_Source_

+---+

VocabolariControllati/territorial-classifications/provinces/scriptR2RML
VocabolariControllati/territorial-classifications/geographical-distribution/scriptR2RML
VocabolariControllati/territorial-classifications/cities/scriptR2RML

Can we please remove it? thoughts please.

giorgialodi commented 2 years ago

@giorgialodi

<http://purl.org/dc/terms/rightsHolder> <https://w3id.org/italia/data/public-organization/ISTAT> ;

........
<https://w3id.org/italia/data/resource/organization/public-organization/ISTAT> a <http://dati.gov.it/onto/dcatapit#Agent> , <http://xmlns.com/foaf/0.1/Agent> ;
  <http://purl.org/dc/terms/identifier> "ISTAT" ;
  <http://xmlns.com/foaf/0.1/name> "Istituto Nazionale di Statistica"@it , "Italian National Institute of Statistics"@en .

rightsHolder URL seem to be wrong.

You are right @SrinivasanTarget where is it? In which voc or ontolog?

+---+

_Raw data_
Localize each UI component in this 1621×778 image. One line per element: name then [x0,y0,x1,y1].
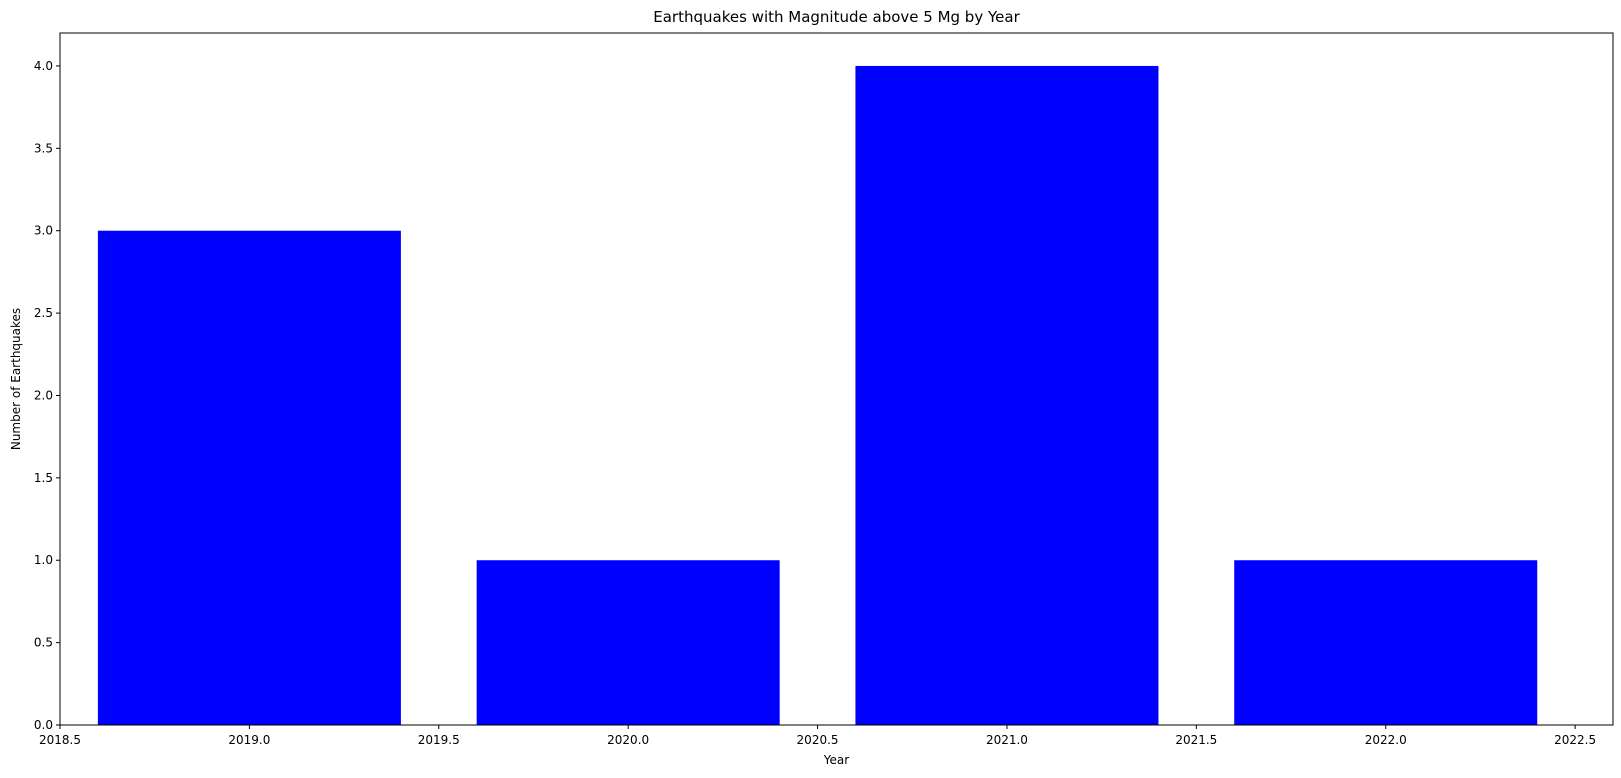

+---+

_Your tasks_
(1) Answer from the thread:
(a) What identifier value is given for the ISTAT agent?
(b) What English name is given for that agent?
(c) Which user is addressed in the final comment?
(2) Edit the thread, starting at "giorgialodi commented 2" and ending at "voc or ontolog?", so that "ISTAT" is replaced by "Istat" throughout.
(3) Rewrite as a list the paragraph of the thread that begins "<https://w3id.org/italia/data/resource/organization/public-organization/ISTAT> a", keeping its main facts.
The lines placed after the thread are taken from a separate source.

_Solutions in order_
(1)
(a) "ISTAT"
(b) "Italian National Institute of Statistics"
(c) @SrinivasanTarget

(2)
giorgialodi commented 2 years ago

@giorgialodi

<http://purl.org/dc/terms/rightsHolder> <https://w3id.org/italia/data/public-organization/Istat> ;

........
<https://w3id.org/italia/data/resource/organization/public-organization/Istat> a <http://dati.gov.it/onto/dcatapit#Agent> , <http://xmlns.com/foaf/0.1/Agent> ;
  <http://purl.org/dc/terms/identifier> "Istat" ;
  <http://xmlns.com/foaf/0.1/name> "Istituto Nazionale di Statistica"@it , "Italian National Institute of Statistics"@en .

rightsHolder URL seem to be wrong.

You are right @SrinivasanTarget where is it? In which voc or ontolog?

(3)
- Resource: https://w3id.org/italia/data/resource/organization/public-organization/ISTAT
- Types: DCAT-AP_IT Agent and FOAF Agent
- Identifier: "ISTAT"
- Names: "Istituto Nazionale di Statistica" (Italian) and "Italian National Institute of Statistics" (English)